> _WHAT TO DO_: Go through the listing and pick out each line with the word "стороны" in it.

═══ DATA SUPPLIED

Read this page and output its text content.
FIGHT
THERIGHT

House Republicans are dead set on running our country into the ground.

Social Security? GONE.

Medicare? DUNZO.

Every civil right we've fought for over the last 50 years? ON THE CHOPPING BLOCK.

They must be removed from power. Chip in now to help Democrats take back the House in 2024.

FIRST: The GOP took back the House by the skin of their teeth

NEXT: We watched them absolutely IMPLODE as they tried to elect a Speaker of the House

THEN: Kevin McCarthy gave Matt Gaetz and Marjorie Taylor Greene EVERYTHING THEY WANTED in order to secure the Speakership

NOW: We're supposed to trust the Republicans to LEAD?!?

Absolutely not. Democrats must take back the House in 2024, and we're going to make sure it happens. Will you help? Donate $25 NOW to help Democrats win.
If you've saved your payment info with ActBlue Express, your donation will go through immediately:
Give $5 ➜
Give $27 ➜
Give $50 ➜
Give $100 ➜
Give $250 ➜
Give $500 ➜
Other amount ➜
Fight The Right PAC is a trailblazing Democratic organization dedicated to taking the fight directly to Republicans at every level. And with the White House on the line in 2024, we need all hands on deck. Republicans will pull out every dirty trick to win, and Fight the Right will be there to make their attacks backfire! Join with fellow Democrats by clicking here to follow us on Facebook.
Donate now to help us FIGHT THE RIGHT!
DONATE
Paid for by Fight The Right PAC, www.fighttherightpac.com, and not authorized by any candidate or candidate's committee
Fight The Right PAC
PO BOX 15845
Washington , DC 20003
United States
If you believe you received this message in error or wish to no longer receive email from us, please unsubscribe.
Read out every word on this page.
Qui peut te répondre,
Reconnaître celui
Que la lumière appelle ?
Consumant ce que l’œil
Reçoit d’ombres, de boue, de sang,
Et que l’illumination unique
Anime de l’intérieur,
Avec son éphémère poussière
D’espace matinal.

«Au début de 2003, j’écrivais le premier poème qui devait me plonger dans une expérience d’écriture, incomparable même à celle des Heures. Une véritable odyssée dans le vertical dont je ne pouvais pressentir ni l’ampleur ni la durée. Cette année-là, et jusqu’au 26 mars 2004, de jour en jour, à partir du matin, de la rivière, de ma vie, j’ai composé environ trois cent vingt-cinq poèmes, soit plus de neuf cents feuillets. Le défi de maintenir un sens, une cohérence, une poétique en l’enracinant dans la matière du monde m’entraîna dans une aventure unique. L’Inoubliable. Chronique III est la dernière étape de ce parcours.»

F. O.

══════
═══ DATA SUPPLIED

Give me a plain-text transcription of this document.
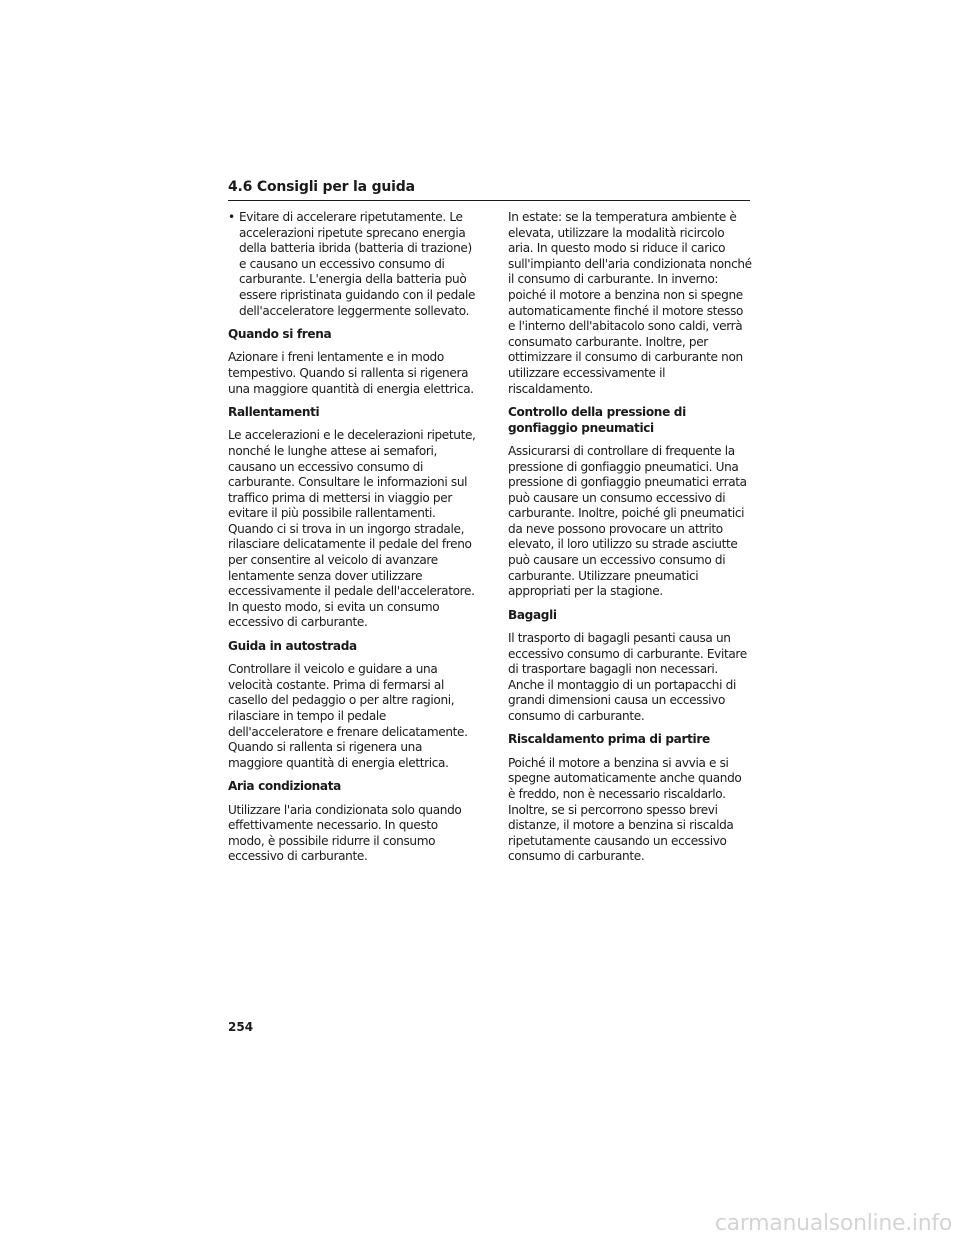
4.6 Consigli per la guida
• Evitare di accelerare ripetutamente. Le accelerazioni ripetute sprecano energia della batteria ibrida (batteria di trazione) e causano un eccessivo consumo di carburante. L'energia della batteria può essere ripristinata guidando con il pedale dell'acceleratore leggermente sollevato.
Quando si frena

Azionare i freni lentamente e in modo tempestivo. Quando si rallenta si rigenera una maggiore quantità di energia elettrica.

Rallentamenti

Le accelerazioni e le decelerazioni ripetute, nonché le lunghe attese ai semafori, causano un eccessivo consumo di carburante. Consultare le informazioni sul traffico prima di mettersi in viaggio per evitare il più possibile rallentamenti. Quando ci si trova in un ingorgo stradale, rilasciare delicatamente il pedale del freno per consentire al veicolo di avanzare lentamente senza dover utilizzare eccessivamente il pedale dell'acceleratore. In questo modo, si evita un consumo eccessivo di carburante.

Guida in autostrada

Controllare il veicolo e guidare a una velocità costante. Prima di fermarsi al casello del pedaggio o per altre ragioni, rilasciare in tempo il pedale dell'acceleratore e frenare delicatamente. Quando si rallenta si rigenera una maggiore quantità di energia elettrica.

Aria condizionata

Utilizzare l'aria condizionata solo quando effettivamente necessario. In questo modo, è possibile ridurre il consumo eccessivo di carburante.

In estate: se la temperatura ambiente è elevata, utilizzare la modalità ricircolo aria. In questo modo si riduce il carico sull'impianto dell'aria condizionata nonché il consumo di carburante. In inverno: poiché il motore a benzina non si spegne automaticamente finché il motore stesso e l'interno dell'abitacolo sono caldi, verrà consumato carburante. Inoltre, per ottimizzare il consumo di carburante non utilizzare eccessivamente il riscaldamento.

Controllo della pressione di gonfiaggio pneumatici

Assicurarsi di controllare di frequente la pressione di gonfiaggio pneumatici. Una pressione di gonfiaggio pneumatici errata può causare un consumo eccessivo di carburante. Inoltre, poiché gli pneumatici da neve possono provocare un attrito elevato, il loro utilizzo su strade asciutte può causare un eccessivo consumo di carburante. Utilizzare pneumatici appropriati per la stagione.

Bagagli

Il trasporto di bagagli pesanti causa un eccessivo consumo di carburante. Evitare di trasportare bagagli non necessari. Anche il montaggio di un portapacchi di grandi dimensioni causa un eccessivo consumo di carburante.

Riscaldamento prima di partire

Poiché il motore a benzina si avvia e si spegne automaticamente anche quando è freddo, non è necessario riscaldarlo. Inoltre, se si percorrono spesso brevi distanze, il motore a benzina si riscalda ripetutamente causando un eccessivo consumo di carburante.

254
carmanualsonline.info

══════
═══ DATA SUPPLIED

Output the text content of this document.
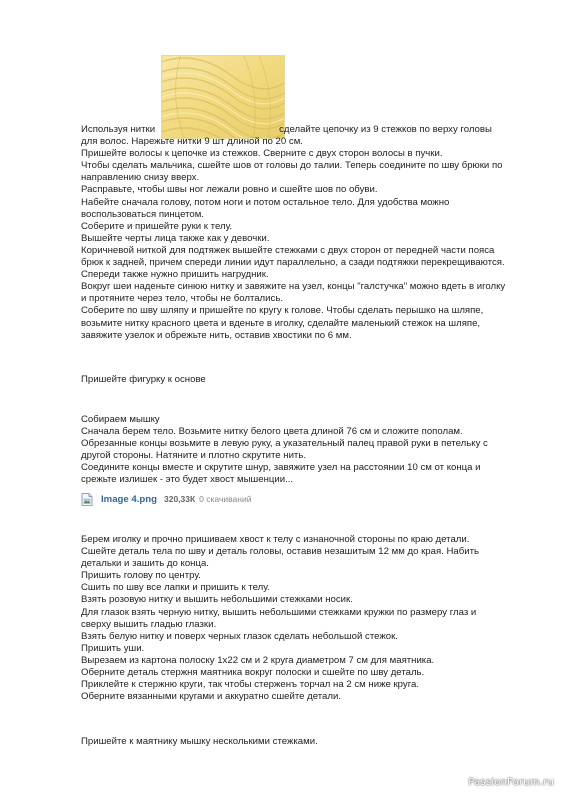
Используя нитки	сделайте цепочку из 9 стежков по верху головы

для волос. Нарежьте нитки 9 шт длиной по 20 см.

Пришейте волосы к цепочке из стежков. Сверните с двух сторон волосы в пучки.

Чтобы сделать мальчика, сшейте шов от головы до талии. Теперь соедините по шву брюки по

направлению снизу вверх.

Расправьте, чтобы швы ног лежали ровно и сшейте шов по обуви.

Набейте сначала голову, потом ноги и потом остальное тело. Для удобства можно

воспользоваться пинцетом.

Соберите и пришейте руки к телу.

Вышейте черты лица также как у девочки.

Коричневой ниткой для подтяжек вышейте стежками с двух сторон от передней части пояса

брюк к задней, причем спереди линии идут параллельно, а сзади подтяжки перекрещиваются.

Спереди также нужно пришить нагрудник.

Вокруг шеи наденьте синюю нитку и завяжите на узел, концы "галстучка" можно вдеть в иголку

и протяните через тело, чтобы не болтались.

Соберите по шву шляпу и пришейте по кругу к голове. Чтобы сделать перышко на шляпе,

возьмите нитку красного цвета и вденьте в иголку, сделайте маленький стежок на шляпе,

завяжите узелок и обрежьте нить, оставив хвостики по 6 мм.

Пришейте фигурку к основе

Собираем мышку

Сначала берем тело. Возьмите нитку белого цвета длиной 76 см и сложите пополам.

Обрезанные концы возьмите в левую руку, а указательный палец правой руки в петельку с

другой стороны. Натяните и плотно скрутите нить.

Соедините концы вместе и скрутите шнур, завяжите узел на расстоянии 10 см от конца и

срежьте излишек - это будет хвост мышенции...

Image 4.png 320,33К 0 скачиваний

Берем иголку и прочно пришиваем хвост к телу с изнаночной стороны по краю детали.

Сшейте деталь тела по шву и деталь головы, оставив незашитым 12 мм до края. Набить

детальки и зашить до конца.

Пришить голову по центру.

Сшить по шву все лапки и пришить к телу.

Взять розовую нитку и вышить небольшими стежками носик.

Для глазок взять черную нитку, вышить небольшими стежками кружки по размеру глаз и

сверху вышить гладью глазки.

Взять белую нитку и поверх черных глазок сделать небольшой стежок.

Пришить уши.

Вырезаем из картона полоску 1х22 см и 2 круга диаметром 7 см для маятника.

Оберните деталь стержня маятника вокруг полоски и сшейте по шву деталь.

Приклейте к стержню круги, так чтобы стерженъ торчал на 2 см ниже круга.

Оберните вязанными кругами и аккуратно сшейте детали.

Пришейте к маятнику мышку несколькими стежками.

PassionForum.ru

══════

> _RESPONSE TO THE TASK_:
другой стороны. Натяните и плотно скрутите нить.
Берем иголку и прочно пришиваем хвост к телу с изнаночной стороны по краю детали.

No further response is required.